> **TASK PROMPT**
Copy out all of the material exactly as presented.

Entries from a dataset
►
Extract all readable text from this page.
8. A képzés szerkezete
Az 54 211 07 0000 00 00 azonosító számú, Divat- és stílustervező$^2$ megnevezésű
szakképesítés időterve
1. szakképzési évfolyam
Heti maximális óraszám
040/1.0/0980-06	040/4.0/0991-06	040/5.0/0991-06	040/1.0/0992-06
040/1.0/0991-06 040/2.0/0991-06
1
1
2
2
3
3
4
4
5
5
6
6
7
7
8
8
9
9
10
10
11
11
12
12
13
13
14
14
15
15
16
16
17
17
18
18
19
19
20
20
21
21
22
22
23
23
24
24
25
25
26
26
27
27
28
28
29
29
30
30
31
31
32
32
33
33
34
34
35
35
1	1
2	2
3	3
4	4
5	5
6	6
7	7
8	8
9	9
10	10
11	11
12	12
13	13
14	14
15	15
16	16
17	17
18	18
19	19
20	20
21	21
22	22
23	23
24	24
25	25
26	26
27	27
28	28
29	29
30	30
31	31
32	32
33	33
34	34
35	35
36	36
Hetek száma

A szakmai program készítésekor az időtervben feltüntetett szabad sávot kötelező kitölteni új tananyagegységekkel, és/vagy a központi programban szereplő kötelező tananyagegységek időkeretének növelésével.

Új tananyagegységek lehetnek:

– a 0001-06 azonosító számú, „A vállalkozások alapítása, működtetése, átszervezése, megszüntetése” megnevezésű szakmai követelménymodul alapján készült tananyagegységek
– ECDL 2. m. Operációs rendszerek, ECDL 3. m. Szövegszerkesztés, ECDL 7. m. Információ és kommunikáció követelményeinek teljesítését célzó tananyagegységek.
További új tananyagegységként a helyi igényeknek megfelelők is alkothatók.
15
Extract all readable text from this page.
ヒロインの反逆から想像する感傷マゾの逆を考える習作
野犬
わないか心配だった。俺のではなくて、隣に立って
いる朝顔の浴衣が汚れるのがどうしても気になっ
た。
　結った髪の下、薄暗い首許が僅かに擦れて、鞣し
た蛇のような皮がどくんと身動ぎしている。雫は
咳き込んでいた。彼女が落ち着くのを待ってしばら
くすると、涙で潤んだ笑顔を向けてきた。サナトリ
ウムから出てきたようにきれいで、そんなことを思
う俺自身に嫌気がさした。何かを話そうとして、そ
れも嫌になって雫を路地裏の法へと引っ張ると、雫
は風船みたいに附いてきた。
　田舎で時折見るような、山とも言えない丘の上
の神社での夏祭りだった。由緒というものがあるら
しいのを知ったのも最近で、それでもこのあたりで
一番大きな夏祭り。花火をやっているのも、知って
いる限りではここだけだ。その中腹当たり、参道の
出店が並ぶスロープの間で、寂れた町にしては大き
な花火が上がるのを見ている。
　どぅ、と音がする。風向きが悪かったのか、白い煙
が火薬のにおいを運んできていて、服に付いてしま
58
◄
> **EXERCISE RESULT**
Extract all readable text from this page.
8. A képzés szerkezete
Az 54 211 07 0000 00 00 azonosító számú, Divat- és stílustervező$^2$ megnevezésű
szakképesítés időterve
1. szakképzési évfolyam
Heti maximális óraszám
040/1.0/0980-06	040/4.0/0991-06	040/5.0/0991-06	040/1.0/0992-06
040/1.0/0991-06 040/2.0/0991-06
1
1
2
2
3
3
4
4
5
5
6
6
7
7
8
8
9
9
10
10
11
11
12
12
13
13
14
14
15
15
16
16
17
17
18
18
19
19
20
20
21
21
22
22
23
23
24
24
25
25
26
26
27
27
28
28
29
29
30
30
31
31
32
32
33
33
34
34
35
35
1	1
2	2
3	3
4	4
5	5
6	6
7	7
8	8
9	9
10	10
11	11
12	12
13	13
14	14
15	15
16	16
17	17
18	18
19	19
20	20
21	21
22	22
23	23
24	24
25	25
26	26
27	27
28	28
29	29
30	30
31	31
32	32
33	33
34	34
35	35
36	36
Hetek száma

A szakmai program készítésekor az időtervben feltüntetett szabad sávot kötelező kitölteni új tananyagegységekkel, és/vagy a központi programban szereplő kötelező tananyagegységek időkeretének növelésével.

Új tananyagegységek lehetnek:

– a 0001-06 azonosító számú, „A vállalkozások alapítása, működtetése, átszervezése, megszüntetése” megnevezésű szakmai követelménymodul alapján készült tananyagegységek
– ECDL 2. m. Operációs rendszerek, ECDL 3. m. Szövegszerkesztés, ECDL 7. m. Információ és kommunikáció követelményeinek teljesítését célzó tananyagegységek.
További új tananyagegységként a helyi igényeknek megfelelők is alkothatók.
15
Extract all readable text from this page.
ヒロインの反逆から想像する感傷マゾの逆を考える習作
野犬
わないか心配だった。俺のではなくて、隣に立って
いる朝顔の浴衣が汚れるのがどうしても気になっ
た。
　結った髪の下、薄暗い首許が僅かに擦れて、鞣し
た蛇のような皮がどくんと身動ぎしている。雫は
咳き込んでいた。彼女が落ち着くのを待ってしばら
くすると、涙で潤んだ笑顔を向けてきた。サナトリ
ウムから出てきたようにきれいで、そんなことを思
う俺自身に嫌気がさした。何かを話そうとして、そ
れも嫌になって雫を路地裏の法へと引っ張ると、雫
は風船みたいに附いてきた。
　田舎で時折見るような、山とも言えない丘の上
の神社での夏祭りだった。由緒というものがあるら
しいのを知ったのも最近で、それでもこのあたりで
一番大きな夏祭り。花火をやっているのも、知って
いる限りではここだけだ。その中腹当たり、参道の
出店が並ぶスロープの間で、寂れた町にしては大き
な花火が上がるのを見ている。
　どぅ、と音がする。風向きが悪かったのか、白い煙
が火薬のにおいを運んできていて、服に付いてしま
58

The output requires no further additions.